* [Aim] Gather, from the listing beneath this task, every line holding the string "торговля".

Stored data entries:
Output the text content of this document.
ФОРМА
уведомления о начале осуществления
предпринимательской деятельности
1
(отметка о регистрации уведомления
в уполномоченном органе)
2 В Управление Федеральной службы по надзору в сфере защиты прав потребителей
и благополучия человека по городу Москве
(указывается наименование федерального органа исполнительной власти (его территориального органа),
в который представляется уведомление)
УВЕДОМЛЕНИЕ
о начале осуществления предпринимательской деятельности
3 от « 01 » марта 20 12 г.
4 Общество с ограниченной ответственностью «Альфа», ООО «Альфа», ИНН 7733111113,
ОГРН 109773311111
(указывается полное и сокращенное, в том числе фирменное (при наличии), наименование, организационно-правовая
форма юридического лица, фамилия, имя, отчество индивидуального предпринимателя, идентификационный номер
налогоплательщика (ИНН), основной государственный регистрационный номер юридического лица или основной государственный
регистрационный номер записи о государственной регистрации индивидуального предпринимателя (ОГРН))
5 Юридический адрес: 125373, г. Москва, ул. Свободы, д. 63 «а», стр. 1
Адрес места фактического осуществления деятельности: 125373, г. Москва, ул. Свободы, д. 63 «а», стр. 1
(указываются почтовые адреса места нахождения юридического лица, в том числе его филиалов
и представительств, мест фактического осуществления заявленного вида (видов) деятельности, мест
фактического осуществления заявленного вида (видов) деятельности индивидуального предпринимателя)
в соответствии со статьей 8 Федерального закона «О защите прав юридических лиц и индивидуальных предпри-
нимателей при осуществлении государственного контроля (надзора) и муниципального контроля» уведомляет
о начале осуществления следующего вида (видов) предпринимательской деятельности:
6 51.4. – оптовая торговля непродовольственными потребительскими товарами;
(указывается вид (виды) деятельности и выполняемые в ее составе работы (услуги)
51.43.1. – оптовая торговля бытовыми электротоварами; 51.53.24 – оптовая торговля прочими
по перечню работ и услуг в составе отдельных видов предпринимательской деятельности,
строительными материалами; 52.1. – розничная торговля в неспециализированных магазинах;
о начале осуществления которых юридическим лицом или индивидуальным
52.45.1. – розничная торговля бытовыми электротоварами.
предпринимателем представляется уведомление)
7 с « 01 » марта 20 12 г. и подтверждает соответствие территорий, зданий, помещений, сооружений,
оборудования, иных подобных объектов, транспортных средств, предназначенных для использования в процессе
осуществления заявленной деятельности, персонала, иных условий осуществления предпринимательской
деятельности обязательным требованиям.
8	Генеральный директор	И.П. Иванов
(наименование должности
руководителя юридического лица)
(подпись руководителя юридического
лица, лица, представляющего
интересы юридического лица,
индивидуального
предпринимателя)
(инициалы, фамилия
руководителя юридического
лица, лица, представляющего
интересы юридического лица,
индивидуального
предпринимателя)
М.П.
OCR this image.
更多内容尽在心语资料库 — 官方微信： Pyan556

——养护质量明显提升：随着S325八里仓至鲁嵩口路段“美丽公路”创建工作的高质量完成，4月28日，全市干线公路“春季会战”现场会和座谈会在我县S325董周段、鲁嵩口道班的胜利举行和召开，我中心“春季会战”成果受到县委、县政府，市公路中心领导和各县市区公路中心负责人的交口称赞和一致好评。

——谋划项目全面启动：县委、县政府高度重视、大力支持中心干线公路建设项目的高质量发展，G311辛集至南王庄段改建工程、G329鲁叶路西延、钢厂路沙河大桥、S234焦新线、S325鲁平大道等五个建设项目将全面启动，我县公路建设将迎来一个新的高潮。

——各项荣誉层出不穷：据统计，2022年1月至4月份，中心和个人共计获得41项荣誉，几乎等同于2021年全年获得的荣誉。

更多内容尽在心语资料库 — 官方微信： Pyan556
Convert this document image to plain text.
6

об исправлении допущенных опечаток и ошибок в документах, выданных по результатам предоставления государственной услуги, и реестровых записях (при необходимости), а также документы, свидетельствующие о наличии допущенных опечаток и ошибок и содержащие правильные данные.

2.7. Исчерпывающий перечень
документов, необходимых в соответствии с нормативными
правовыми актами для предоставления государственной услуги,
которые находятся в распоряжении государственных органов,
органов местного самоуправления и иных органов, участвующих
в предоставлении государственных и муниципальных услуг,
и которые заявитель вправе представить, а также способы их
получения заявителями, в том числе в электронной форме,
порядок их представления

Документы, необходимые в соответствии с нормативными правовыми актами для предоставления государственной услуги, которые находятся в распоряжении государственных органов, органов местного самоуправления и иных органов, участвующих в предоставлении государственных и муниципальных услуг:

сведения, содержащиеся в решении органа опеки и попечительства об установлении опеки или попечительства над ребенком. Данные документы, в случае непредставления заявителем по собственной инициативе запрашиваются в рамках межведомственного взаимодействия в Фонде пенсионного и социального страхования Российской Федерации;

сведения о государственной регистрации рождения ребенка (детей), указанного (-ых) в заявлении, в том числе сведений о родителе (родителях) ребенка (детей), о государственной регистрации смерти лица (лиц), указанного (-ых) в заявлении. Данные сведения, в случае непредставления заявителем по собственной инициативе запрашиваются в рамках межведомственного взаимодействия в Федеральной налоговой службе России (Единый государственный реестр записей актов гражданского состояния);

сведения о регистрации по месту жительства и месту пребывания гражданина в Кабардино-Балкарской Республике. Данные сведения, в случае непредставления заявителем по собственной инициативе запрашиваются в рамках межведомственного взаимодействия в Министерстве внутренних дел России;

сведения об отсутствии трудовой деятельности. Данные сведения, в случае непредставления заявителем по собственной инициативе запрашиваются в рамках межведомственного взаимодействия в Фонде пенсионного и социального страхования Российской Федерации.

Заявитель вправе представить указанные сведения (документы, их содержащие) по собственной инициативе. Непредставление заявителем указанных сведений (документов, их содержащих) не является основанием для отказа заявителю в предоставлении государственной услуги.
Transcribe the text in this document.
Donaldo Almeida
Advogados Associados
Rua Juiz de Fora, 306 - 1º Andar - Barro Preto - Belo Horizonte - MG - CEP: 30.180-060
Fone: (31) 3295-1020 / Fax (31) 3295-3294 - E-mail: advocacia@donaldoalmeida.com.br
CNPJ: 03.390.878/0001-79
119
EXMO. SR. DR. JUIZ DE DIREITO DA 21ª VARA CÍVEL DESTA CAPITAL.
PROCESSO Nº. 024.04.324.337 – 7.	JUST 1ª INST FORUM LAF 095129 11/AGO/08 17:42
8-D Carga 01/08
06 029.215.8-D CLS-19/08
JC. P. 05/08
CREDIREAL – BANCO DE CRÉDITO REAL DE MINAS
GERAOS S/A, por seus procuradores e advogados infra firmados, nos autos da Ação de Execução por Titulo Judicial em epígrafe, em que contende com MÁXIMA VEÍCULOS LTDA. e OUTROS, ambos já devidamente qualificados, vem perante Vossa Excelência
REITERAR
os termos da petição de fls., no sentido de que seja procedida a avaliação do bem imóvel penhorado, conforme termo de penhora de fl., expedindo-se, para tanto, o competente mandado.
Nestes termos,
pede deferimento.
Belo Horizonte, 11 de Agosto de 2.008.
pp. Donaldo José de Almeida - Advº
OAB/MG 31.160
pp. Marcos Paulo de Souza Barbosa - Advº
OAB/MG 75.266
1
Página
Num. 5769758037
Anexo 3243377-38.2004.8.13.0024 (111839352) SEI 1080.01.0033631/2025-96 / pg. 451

* [Right answer]
6 51.4. – оптовая торговля непродовольственными потребительскими товарами;
51.43.1. – оптовая торговля бытовыми электротоварами; 51.53.24 – оптовая торговля прочими
строительными материалами; 52.1. – розничная торговля в неспециализированных магазинах;
52.45.1. – розничная торговля бытовыми электротоварами.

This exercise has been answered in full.